On connaît l’engagement de Bernard-Henri Lévy pour l’Ukraine qui fait face à l’agression de la Russie de Poutine. Il faut lui reconnaître d’avoir été un des premiers (son intervention début mars 2014 sur la place Maïdan de Kiev) à mettre en garde les démocraties devant les visées impérialistes de la Russie. Il fut vite entendu, par la France notamment, et par l’ensemble des forces politiques, puisqu’aussi bien l’extrême gauche que les partis classés à l’extrême droite, certains à leur corps défendant, n’ont pas osé s’opposer à l’envoi d’armes à l’Ukraine. Une autre guerre est en cours. Si on peut continuer à craindre ce que serait pour toutes les démocraties une défaite de l’Ukraine, on peut imaginer ce que serait pour le monde entier la disparition de l’État d’Israël, et pas seulement pour les juifs (voyez leur situation actuelle en France). C’est cette nouvelle guerre, opposant le Hamas à Israël qui mobilise aujourd’hui Bernard-Henri Lévy car, sans doute plus encore que l’Ukraine, c’est l’existence même d’Israël qui est menacée. D’où l’analyse que propose Lévy de la folle tentative génocidaire engagée par le Hamas lors du terrifiant pogrom du 7 octobre 2023.
-=-=-=-=-
_ÉNONCÉ DU PROBLÈME:_ Pouvez-vous poursuivre le texte sur l'engagement de Bernard-Henri Lévy pour l'Ukraine et pour Israël, en reprenant juste après sa dernière phrase ? Vous n'avez pas besoin des entrées.

_ENTRÉES FOURNIES:_
-=-=-=-=-
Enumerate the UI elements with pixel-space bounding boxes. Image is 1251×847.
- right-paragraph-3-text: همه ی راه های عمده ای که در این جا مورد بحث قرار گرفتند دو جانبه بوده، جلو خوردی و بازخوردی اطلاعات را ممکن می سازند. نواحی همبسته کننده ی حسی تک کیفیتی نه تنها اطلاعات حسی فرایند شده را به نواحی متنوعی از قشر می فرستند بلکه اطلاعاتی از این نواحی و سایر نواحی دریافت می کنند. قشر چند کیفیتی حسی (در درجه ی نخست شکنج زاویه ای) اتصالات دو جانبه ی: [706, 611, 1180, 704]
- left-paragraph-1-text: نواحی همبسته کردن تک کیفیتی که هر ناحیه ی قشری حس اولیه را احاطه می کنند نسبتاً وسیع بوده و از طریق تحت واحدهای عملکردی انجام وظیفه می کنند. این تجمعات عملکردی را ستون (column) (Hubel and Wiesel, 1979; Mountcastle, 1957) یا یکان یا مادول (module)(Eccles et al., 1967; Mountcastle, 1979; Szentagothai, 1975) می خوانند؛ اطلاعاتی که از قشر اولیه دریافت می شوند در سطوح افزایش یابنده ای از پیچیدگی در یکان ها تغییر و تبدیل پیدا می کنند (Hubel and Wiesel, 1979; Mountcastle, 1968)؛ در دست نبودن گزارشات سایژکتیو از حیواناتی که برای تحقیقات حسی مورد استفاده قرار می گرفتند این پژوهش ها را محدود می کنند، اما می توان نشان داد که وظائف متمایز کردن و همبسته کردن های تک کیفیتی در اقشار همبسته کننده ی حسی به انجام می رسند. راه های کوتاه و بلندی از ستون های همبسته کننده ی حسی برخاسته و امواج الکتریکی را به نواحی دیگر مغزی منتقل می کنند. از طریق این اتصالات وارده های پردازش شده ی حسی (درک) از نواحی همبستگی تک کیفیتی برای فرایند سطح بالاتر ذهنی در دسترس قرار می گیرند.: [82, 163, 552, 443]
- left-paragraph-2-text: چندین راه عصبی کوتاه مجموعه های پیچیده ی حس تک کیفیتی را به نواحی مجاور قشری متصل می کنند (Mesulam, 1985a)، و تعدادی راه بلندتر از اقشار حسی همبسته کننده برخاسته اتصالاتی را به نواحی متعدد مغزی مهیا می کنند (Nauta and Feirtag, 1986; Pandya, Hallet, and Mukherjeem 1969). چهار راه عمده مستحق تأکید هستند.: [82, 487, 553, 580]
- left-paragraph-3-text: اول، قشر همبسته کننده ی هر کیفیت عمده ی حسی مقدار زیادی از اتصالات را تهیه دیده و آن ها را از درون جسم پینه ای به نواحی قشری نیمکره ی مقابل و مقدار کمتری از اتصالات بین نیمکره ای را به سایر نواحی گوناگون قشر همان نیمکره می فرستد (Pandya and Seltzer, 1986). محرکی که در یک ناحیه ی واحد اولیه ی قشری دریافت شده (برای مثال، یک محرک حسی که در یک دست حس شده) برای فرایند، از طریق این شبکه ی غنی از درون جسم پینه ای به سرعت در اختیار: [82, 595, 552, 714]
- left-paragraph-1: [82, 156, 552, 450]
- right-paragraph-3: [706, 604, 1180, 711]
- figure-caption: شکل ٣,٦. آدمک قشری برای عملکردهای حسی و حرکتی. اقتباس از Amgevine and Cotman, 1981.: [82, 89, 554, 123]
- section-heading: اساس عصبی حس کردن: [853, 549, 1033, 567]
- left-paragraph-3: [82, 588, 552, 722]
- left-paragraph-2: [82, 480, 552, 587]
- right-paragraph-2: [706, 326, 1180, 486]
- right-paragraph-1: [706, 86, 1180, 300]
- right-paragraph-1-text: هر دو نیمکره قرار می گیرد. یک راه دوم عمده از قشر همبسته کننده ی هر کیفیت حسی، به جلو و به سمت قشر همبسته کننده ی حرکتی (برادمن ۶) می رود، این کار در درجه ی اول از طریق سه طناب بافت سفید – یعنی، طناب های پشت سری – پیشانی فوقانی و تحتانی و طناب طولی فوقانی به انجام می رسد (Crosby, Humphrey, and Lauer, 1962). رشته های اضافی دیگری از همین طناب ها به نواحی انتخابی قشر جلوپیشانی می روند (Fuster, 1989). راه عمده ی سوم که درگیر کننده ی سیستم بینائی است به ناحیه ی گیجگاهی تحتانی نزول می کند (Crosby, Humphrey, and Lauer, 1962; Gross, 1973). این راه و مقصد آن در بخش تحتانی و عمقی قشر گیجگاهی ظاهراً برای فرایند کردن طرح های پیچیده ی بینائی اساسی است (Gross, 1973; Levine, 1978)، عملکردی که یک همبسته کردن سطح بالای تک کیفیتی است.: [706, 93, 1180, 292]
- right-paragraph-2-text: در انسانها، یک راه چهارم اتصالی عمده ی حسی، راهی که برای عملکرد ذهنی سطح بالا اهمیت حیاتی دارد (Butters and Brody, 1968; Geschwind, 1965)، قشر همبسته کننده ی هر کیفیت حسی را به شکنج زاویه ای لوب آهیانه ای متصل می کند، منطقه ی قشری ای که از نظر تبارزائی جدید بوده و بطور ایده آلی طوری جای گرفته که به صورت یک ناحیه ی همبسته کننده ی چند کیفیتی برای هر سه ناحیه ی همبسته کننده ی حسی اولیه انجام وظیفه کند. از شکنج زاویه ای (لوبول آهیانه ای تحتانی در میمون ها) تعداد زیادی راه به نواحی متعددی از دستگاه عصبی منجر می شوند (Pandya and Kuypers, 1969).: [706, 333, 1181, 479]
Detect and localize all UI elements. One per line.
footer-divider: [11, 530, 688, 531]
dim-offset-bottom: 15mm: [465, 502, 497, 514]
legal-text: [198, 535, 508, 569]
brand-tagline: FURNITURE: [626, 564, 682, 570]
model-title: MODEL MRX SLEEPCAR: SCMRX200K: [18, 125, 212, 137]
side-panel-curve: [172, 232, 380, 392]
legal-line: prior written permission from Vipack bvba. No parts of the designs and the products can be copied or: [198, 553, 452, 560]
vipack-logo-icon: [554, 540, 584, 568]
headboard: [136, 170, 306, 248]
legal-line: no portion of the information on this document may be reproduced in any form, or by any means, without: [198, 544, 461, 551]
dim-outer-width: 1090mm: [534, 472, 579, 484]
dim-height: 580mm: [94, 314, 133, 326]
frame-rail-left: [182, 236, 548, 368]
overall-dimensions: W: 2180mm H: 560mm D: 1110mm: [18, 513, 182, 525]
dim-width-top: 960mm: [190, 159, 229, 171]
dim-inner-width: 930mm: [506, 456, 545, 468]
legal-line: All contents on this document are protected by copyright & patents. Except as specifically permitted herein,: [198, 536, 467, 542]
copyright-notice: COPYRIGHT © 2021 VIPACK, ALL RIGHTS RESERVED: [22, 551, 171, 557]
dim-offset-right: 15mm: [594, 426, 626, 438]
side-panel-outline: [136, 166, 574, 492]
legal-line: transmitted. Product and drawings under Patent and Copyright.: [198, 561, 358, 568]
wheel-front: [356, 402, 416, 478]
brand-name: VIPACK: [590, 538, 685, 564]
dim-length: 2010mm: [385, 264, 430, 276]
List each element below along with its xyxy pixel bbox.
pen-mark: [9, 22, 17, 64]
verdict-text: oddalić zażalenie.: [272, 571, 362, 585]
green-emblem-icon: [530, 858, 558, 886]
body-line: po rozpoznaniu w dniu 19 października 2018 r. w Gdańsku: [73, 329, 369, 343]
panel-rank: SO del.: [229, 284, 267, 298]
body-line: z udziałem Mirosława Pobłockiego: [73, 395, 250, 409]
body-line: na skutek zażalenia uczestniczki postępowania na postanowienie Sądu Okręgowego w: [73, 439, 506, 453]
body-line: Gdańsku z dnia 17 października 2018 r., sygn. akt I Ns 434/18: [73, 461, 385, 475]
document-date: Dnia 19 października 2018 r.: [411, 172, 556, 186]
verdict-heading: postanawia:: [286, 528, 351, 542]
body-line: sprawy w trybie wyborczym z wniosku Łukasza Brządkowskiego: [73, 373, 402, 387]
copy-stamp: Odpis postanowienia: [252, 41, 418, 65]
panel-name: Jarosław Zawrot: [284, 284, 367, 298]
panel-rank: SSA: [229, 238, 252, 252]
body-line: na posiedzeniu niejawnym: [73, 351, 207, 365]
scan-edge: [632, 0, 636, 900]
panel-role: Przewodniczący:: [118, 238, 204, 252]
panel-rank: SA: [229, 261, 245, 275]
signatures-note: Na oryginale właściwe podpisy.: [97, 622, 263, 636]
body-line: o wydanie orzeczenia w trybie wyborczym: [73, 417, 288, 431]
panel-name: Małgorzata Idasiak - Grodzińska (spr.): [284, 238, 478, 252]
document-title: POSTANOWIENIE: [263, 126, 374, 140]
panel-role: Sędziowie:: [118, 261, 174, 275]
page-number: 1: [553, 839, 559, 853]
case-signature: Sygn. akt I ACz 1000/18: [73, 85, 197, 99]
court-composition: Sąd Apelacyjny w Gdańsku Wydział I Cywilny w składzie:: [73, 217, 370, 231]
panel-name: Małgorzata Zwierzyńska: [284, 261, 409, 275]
-=-=-=-=-
_RÉSULTAT ATTENDU:_
Génocide

Le mot « génocide » revient souvent dans les débats autour de cette guerre. Dans un article paru le lundi 25 mars, non dans la presse de droite ou d’extrême droite, mais dans Libération, le correspondant européen du quotidien, Jean Quatremer, conteste l’emploi du mot « génocide » auquel ont recours Mélenchon, la LFI, une partie des opinions publiques et nombre d’États dans le monde pour qualifier la réplique militaire de Tsahal au Hamas. Il rappelle le sens juridique précis du terme, défini par la convention des Nations Unies de 1947. Génocide : « Intention de détruire, ou tout, ou en partie, un groupe national ethnique, racial, ou religieux. » Jean Quatremer rappelle qu’aucune démocratie, à ce jour, ne s’est rendue coupable de génocide, que les trois seuls génocides retenus l’ont été pour les juifs (la Shoah), les Arméniens, les Tutsis. Jean Quatremer ajoute que, selon les critères définis par les Nations Unies, le qualificatif de génocide ne peut en rien s’appliquer à l’intervention militaire de Tsahal. Les seules condamnations qui pourraient être éventuellement retenues, après enquête objective, seraient celles de « crimes de guerre ».

Les vrais colonisateurs

Bernard-Henri Lévy, après avoir rappelé les raisons de la fondation de l’État d’Israël, réfute une autre accusation portée contre celui-ci : il est un État « colonisateur ». C’est oublier qu’il y eu une présence juive millénaire sur cette terre bien avant que s’y succèdent les vrais colonisateurs, les Arabes, les Ottomans puis les Britanniques. Pour autant, Bernard-Henri Lévy ne fait pas l’impasse sur l’événement de la « Naqba », l’expulsion massive de Palestiniens faisant suite à la guerre déclenchée par des armées arabes qui ont envahi Israël après le départ des Britanniques en mai 1948, ni sur les implantations des activistes juifs en Cisjordanie qu’il condamne, ni sur la politique et la personne de Netanyahou contestée d’ailleurs par la majorité des Israéliens.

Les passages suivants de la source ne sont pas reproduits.